Stated task> Go through the lines below. Copy those with "ἐμαυτοῦ".

=== Records to process ===

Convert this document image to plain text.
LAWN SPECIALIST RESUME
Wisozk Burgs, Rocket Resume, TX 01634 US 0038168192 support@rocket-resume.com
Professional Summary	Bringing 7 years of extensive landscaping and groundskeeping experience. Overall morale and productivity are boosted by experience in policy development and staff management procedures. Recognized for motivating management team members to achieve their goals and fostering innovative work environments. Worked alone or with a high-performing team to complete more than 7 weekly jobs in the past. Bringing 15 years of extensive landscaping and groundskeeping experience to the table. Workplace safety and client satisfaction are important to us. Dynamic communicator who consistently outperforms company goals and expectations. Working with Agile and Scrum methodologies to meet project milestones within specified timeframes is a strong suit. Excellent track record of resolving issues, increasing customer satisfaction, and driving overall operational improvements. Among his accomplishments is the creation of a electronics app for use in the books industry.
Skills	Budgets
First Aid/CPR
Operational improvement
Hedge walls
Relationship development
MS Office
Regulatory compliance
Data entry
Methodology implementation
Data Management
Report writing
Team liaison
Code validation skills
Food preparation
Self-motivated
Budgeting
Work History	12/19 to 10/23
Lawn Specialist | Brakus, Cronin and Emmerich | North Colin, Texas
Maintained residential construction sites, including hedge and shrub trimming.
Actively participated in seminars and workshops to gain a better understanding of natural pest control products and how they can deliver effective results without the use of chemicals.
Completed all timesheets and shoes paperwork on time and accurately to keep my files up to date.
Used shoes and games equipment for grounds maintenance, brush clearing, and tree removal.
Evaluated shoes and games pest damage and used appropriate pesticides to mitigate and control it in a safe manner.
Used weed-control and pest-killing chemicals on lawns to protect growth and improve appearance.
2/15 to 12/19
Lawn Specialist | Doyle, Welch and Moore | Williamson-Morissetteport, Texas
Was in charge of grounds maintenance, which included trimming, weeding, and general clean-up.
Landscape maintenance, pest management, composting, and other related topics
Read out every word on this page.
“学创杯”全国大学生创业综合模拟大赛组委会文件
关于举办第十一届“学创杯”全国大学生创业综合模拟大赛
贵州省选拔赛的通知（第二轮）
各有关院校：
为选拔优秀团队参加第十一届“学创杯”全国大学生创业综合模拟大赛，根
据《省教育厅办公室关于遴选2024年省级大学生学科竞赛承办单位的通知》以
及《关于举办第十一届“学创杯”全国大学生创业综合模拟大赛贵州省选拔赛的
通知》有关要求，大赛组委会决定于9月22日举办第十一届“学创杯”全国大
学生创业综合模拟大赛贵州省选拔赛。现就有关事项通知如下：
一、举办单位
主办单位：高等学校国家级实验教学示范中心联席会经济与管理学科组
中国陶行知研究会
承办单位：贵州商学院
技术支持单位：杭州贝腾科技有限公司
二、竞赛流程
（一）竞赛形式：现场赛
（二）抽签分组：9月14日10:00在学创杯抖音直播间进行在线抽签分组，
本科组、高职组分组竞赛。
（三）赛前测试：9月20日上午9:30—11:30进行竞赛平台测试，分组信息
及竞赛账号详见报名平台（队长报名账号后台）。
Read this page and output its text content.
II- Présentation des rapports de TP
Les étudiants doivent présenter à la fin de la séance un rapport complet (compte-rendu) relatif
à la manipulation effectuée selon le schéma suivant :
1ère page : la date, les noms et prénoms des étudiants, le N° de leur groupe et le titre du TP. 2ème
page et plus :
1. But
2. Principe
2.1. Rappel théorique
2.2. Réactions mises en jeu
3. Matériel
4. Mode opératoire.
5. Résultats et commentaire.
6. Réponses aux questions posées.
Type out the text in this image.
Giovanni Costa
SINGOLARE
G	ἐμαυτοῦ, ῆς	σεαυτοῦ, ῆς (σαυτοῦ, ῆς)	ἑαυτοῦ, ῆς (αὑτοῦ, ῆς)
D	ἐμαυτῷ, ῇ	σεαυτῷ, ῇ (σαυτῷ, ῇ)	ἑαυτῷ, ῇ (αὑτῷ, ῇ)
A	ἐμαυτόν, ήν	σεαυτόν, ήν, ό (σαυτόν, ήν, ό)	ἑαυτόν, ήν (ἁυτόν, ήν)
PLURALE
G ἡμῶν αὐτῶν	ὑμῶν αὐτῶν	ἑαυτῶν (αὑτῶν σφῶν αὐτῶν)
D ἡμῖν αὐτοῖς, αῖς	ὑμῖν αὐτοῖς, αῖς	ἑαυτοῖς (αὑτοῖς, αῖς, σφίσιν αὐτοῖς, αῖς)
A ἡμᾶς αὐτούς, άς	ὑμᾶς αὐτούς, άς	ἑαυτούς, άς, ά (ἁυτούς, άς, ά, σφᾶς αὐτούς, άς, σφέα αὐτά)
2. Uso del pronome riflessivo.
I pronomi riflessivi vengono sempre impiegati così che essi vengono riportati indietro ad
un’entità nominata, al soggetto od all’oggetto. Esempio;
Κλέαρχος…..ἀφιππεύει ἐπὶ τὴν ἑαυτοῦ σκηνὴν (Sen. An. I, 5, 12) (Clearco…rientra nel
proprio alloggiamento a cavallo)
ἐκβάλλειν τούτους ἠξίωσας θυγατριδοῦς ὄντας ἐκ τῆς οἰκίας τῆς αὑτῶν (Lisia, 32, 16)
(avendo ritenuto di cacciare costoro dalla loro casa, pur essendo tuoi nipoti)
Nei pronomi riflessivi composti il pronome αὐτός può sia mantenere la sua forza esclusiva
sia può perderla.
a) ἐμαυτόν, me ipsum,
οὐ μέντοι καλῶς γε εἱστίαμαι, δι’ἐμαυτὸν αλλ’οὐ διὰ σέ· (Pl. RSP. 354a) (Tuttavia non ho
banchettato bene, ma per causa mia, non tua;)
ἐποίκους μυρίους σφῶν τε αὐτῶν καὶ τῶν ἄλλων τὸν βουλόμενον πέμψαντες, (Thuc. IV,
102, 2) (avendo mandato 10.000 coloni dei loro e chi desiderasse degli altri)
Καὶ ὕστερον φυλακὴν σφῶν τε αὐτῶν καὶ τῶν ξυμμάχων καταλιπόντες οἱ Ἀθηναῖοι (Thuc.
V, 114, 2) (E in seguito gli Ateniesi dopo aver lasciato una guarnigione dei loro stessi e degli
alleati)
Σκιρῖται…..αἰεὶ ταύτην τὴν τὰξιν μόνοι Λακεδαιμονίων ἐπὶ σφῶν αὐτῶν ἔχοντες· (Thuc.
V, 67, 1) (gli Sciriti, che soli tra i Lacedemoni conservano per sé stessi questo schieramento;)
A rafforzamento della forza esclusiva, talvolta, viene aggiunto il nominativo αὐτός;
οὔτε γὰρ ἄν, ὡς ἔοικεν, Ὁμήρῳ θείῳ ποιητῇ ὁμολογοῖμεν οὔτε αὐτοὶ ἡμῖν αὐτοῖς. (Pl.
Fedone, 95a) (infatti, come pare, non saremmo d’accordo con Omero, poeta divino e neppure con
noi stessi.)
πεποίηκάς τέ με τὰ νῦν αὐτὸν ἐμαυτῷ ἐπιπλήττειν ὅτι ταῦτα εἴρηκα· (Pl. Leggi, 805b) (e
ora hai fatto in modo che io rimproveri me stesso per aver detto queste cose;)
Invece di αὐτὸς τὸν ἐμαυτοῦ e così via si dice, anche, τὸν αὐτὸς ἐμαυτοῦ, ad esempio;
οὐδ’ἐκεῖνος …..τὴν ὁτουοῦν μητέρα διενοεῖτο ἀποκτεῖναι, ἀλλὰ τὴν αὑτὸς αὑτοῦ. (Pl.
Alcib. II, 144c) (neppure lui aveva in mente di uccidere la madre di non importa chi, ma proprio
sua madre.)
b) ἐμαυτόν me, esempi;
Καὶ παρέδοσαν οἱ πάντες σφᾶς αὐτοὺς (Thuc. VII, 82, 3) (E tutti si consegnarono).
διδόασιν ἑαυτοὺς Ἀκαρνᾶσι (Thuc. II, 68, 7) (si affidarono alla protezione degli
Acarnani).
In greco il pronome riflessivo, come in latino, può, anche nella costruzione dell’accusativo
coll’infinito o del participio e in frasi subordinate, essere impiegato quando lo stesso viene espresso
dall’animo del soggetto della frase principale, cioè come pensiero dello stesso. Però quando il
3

===

Answer to this problem>
G	ἐμαυτοῦ, ῆς	σεαυτοῦ, ῆς (σαυτοῦ, ῆς)	ἑαυτοῦ, ῆς (αὑτοῦ, ῆς)
Invece di αὐτὸς τὸν ἐμαυτοῦ e così via si dice, anche, τὸν αὐτὸς ἐμαυτοῦ, ad esempio;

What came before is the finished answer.